▶ **INSTRUCTION**: Can you continue the forum thread below about proving that the sequence defined by $x_{n+1}=x_n-\arctan(x_n)$ converges to 0, picking up right after its last sentence?

Prove $x_n$ is convergent and $\lim_{n\to\infty}x_n=0$ $$f:\mathbb R\to \mathbb R, f(x)=x-\arctan(x)$$
Let series $(x_n)_{n\in\mathbb N}$, $x_0>0$, and $x_{n+1}=f(x_{n})$.
Prove $x_n$ is convergent and $\lim_{n\to\infty}x_n=0$ 
I tried calculating $f'(x)$ and it comes out to:
$f'(x)=\frac{x^2}{x^2+1}$, which is positive for any $x\in\mathbb R$.
This means that series $x_n$ is increasing, so it is monotone. It is also bounded by $0$ but that's all I know to say. From my experience, this kind of exercises are solved by using squeeze theorem, but I do not know what an upper bound would be for $x_n$.  
I would greatly appreciate any help.
 A: From $f(x)=x-\arctan(x)$, we get
$$f'(x)=\frac{x^2}{1+x^2}$$
Since $f(0)=0$,$\;$and$\;f'(x) > 0\;$for all$\;x > 0$,$\;$it follows that$\;f(x) > 0\;$for all$\;x > 0$.

Hence$\;x_n > 0\;$for all$\;n$.

Identically, we have
$$x_n - x_{n+1}=x_n-f(x_n)=x_n-(x_n-\arctan(x_n))=\arctan(x_n) > 0$$
hence the sequence $(x_n)$ is strictly decreasing.

Since the sequence $(x_n)$ is positive and decreasing, it follows that $(x_n)$ approaches a limit, $L$ say, with $L \ge 0$.
\begin{align*}
\text{Then}\;\;&x_{n+1}-f(x_n)=0\\[4pt]
\implies\;&\lim_{n\to\infty}x_{n+1}-f(x_n)=0\\[4pt]
\implies\;&L-f(L)=0\;\;\;\;\;\text{[$f(x_n)\;$approaches$\;f(L)\;$since $f$ is continuous]}\\[4pt]
\implies\;&L=f(L)\\[4pt]
\implies\;&L=L-\arctan(L)\\[4pt]
\implies\;&\arctan(L)=0\\[4pt]
\implies\;&L=0\\[4pt]
\end{align*}
A: Let $x_{0}>0$ be given. Fix $M>0$ such that $0<x_{0}<M$. Let $X=[0,M]$,
which is a complete metric space with respect to the usual metric.

Entries from a data source
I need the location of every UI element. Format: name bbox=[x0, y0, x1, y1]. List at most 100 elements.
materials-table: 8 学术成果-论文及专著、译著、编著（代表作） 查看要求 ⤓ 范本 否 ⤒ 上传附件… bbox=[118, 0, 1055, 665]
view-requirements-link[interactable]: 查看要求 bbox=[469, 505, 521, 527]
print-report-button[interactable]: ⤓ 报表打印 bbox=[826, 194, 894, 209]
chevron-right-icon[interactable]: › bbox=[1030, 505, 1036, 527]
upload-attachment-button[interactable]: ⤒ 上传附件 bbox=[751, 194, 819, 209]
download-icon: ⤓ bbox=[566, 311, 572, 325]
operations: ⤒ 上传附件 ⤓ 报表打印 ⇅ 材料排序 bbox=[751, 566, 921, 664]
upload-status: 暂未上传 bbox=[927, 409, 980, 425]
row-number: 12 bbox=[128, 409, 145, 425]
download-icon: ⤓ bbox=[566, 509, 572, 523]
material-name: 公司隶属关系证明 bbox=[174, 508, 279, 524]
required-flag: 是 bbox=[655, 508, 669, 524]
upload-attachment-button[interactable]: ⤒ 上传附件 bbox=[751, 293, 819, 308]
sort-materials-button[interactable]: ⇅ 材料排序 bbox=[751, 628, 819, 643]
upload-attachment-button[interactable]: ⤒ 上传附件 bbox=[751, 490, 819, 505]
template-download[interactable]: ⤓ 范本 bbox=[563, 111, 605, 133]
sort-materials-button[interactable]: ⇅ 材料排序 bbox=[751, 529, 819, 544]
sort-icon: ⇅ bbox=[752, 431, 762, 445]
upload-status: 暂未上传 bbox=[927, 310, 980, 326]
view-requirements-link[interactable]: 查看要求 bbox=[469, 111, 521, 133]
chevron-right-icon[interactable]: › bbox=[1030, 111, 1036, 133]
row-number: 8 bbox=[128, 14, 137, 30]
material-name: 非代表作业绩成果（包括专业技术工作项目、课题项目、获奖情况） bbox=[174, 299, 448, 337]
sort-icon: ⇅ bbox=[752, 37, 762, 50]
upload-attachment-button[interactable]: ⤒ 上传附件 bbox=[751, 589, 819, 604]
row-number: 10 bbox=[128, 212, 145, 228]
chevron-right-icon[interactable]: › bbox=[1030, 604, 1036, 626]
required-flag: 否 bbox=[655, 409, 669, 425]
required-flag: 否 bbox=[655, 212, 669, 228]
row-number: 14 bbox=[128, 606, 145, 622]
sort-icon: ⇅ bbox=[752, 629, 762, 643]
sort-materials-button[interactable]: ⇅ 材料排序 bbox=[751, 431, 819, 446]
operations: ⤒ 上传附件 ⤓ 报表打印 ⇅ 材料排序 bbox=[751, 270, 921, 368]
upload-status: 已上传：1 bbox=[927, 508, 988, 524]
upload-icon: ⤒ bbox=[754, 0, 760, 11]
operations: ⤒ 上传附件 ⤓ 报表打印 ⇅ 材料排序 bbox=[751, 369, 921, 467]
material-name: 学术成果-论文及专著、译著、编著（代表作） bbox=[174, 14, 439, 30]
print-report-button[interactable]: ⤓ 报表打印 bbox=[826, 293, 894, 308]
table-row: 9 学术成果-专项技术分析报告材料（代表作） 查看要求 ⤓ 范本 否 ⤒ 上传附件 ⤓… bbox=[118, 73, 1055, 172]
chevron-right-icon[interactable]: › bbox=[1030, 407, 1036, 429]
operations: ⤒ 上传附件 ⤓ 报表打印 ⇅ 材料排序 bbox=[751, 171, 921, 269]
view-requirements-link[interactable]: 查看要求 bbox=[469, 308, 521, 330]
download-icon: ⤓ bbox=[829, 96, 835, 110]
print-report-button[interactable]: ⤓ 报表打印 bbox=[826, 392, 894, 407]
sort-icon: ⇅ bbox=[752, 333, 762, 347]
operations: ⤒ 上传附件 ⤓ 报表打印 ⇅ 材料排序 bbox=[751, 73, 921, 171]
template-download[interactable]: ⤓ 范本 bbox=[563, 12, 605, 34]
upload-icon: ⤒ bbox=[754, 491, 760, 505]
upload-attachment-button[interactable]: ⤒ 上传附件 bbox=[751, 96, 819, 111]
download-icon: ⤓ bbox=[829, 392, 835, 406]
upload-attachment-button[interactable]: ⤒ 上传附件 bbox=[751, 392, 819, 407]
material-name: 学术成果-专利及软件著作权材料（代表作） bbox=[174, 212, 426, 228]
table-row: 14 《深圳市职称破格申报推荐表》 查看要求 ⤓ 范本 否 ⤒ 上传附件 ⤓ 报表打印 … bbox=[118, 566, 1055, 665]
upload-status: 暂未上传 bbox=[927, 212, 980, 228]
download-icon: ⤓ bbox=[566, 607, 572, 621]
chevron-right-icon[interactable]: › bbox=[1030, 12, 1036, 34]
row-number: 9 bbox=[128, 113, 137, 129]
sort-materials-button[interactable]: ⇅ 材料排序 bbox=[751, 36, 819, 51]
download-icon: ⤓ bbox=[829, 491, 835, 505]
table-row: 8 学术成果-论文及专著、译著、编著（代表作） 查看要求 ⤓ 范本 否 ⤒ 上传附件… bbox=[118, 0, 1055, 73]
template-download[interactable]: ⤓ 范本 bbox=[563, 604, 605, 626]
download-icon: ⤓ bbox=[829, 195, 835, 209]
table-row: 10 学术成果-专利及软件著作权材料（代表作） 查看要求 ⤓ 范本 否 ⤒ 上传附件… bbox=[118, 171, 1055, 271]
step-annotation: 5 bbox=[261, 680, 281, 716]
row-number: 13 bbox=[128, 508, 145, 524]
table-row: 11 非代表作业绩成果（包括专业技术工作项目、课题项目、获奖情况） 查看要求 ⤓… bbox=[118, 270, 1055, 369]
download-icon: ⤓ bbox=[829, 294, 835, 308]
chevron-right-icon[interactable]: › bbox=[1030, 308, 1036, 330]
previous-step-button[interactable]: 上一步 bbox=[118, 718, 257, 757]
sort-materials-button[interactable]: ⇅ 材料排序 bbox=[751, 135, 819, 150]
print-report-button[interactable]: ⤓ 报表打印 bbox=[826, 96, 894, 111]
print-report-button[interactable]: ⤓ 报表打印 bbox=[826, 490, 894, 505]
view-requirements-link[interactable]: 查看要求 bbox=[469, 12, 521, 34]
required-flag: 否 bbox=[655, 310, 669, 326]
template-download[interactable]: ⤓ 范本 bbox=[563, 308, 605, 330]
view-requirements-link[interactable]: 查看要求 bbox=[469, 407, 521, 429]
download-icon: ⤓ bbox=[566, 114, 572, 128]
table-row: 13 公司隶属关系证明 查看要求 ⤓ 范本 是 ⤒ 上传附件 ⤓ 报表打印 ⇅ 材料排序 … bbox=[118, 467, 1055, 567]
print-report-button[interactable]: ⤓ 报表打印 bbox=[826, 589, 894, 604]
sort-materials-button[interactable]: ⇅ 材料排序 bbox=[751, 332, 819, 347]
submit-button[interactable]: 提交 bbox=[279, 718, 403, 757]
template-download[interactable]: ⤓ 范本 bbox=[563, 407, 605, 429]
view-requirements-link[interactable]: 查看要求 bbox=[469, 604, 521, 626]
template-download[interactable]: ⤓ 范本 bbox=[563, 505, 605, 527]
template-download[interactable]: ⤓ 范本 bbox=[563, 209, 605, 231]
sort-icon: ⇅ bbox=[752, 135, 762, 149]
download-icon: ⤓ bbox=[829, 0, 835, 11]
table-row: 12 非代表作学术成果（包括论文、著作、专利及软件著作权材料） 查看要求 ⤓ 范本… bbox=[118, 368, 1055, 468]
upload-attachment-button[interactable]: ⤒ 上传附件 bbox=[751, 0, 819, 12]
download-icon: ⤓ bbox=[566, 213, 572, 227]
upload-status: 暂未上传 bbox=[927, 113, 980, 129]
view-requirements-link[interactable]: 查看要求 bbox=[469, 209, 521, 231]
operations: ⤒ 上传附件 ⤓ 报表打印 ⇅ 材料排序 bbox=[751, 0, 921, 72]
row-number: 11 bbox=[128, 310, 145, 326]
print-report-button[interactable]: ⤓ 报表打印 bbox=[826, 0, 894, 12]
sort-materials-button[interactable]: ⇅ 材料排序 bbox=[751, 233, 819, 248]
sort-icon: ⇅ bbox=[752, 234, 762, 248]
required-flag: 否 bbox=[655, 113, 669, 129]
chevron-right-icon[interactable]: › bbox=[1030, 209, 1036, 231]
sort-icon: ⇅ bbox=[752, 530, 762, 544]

▶ **WRITTEN ANSWER**:
Let $f:X\rightarrow X$ be defined by $f(x)=x-\arctan x$. We need
to show that $f$ is well-defined. Let $g:[0,M]\rightarrow\mathbb{R}$
be defined by $g(x)=x-\arctan x$, then $g'(x)=\frac{x^{2}}{1+x^{2}}>0$
for all $x\in(0,M)$ and it follows that $g$ is strictly increasing
on $[0,M]$. In particular, $f(x)=g(x)\geq g(0)=0$. On the other
hand, $f(x)\leq x\leq M$, so $f(x)\in[0,M]$.
Next, we show that $f$ is a contractive map. Let $x,y\in X$ with
$x\neq y$. Without loss of generality, we may assume that $x<y$.
By mean-value theorem, there exists $\xi\in(x,y)$ such that $|f(y)-f(x)|=|f'(\xi)(y-x)|\leq c|y-x|$,
where $c=\frac{M^{2}}{1+M^{2}}<1$. (Here, observe that $x\mapsto\frac{x^{2}}{1+x^{2}}$,
$x\in[0,M]$, is strictly increasing and hence $|f'(\xi)|\leq\frac{M^{2}}{1+M^{2}}$).
By Banach Fixed Point Theorem, the sequence $(x_{n})$ constructed
by $x_{n}=f(x_{n-1})$ is convergent. Moreover, if $x=\lim_{n\rightarrow\infty}x_{n}$,
$x$ is the unique fixed point of $f$. That is, $f(x)=x$ and hence
$x=0$.